EXERCISE TASK
Among the entries, which lines carry the string "hobbies"? Copy each of them.
____ RECORD EXCERPTS
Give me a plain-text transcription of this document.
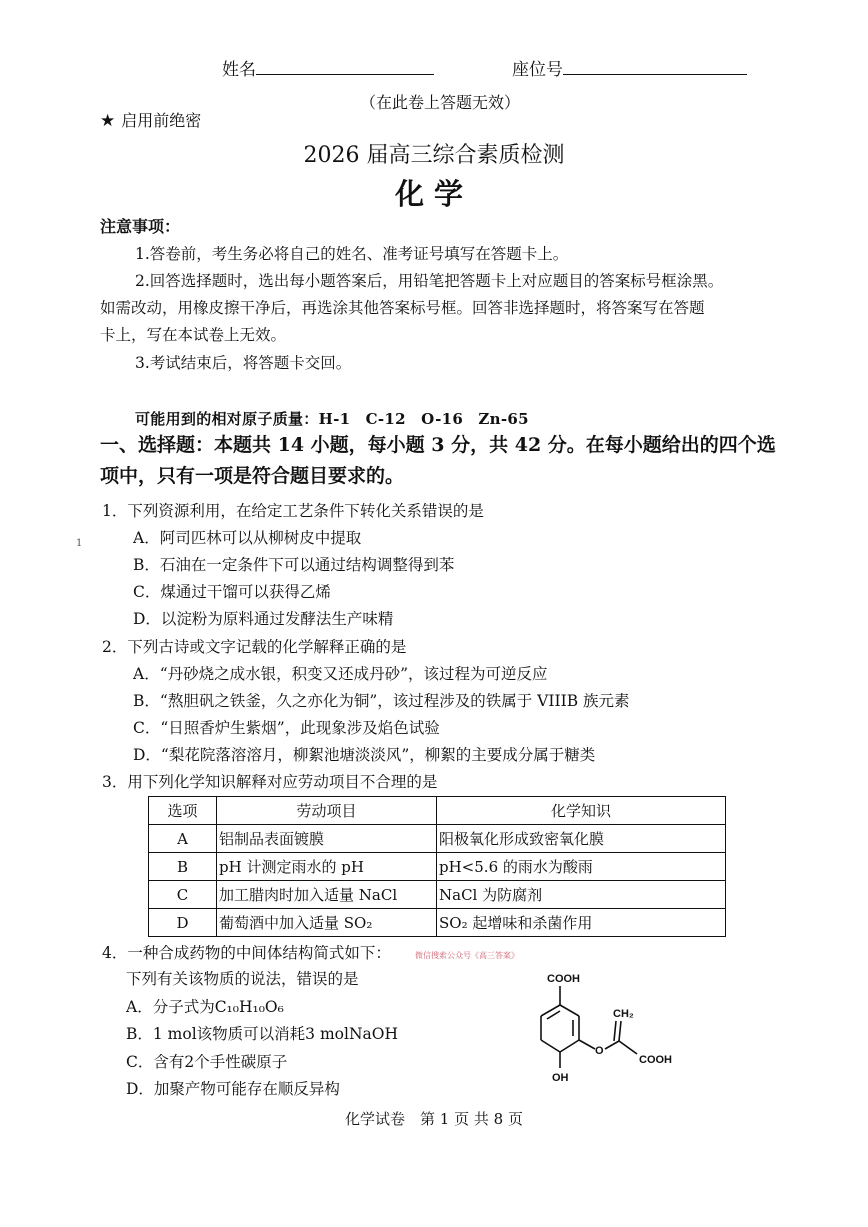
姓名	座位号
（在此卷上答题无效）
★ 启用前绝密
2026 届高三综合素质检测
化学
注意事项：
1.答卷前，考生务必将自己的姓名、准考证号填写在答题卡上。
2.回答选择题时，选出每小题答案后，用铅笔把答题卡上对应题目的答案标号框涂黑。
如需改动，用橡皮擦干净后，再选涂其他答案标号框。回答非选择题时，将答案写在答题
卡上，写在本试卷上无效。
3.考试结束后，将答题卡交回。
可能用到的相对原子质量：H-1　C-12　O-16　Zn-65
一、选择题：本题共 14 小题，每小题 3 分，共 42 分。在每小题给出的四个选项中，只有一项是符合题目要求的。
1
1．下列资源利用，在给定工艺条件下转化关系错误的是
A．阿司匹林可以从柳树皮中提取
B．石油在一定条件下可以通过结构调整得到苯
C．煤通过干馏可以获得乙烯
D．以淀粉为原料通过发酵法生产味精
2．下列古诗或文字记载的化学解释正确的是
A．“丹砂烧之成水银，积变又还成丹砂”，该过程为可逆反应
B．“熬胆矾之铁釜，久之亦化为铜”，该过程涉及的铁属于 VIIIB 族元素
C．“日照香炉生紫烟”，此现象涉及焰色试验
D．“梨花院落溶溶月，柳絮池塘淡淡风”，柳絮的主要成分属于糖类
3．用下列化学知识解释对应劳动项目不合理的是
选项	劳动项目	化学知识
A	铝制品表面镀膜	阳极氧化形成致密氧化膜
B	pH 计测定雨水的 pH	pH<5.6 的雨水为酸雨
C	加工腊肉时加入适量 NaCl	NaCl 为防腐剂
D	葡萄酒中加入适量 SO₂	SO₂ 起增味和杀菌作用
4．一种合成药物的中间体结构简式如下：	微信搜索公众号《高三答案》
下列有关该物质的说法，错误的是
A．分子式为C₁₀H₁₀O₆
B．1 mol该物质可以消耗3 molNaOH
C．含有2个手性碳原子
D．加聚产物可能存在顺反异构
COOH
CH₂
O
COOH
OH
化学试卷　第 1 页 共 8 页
________
____ RECORD EXCERPTS
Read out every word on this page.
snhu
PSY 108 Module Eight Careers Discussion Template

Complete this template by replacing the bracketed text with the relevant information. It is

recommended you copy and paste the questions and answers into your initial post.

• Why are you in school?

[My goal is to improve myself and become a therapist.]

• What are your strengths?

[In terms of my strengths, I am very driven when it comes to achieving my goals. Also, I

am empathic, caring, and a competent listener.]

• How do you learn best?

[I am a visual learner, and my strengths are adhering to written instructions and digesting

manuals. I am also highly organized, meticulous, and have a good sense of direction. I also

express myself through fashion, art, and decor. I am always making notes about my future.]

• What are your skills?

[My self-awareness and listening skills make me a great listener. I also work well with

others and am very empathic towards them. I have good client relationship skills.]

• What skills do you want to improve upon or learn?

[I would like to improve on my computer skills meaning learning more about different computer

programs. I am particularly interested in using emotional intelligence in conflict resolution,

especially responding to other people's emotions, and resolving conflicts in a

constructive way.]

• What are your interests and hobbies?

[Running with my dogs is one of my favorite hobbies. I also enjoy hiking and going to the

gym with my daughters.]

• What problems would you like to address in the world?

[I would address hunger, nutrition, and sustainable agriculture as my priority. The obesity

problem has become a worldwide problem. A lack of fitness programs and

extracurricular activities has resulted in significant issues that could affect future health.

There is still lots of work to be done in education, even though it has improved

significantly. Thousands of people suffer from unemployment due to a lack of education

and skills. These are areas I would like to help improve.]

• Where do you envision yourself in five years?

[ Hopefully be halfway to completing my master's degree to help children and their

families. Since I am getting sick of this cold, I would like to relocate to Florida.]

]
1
________
COMPLETE ANSWER
• What are your interests and hobbies?
[Running with my dogs is one of my favorite hobbies. I also enjoy hiking and going to the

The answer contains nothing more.